Requirement: Write out the full listing exactly as given, minus the images.
•••••
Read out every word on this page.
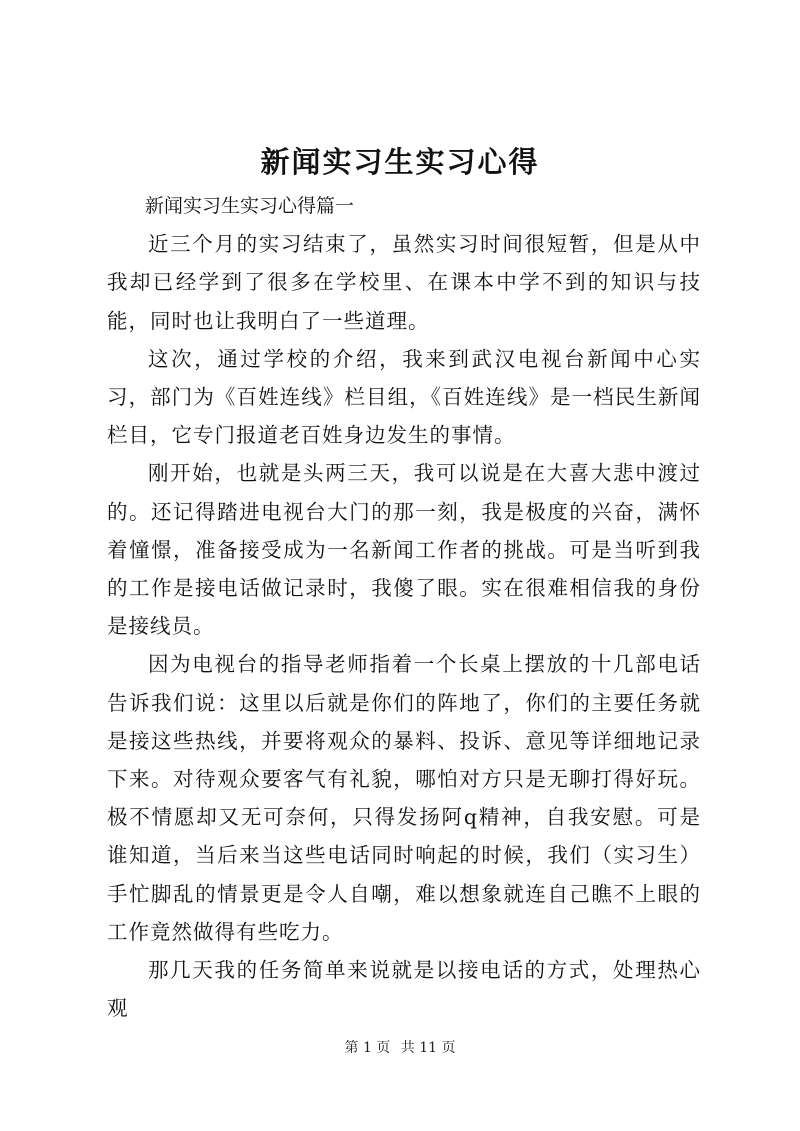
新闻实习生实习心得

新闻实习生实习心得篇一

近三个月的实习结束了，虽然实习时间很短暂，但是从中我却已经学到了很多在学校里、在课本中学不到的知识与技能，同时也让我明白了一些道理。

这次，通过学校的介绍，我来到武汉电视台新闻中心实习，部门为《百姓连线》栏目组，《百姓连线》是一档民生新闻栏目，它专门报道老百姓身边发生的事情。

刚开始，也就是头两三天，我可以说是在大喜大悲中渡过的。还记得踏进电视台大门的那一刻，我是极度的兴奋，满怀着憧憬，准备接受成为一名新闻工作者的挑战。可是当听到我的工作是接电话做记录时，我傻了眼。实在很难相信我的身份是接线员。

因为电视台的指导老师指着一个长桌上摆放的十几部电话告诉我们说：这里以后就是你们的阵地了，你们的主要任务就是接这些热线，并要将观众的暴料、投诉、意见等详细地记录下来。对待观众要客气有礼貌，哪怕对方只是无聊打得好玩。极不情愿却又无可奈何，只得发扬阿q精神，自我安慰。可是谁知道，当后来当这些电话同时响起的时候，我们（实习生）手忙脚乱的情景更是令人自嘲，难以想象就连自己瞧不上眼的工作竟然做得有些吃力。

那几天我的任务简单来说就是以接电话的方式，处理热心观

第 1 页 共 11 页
•••••
Exercise solution:
Read out every word on this page.
新闻实习生实习心得

新闻实习生实习心得篇一

近三个月的实习结束了，虽然实习时间很短暂，但是从中我却已经学到了很多在学校里、在课本中学不到的知识与技能，同时也让我明白了一些道理。

这次，通过学校的介绍，我来到武汉电视台新闻中心实习，部门为《百姓连线》栏目组，《百姓连线》是一档民生新闻栏目，它专门报道老百姓身边发生的事情。

刚开始，也就是头两三天，我可以说是在大喜大悲中渡过的。还记得踏进电视台大门的那一刻，我是极度的兴奋，满怀着憧憬，准备接受成为一名新闻工作者的挑战。可是当听到我的工作是接电话做记录时，我傻了眼。实在很难相信我的身份是接线员。

因为电视台的指导老师指着一个长桌上摆放的十几部电话告诉我们说：这里以后就是你们的阵地了，你们的主要任务就是接这些热线，并要将观众的暴料、投诉、意见等详细地记录下来。对待观众要客气有礼貌，哪怕对方只是无聊打得好玩。极不情愿却又无可奈何，只得发扬阿q精神，自我安慰。可是谁知道，当后来当这些电话同时响起的时候，我们（实习生）手忙脚乱的情景更是令人自嘲，难以想象就连自己瞧不上眼的工作竟然做得有些吃力。

那几天我的任务简单来说就是以接电话的方式，处理热心观

第 1 页 共 11 页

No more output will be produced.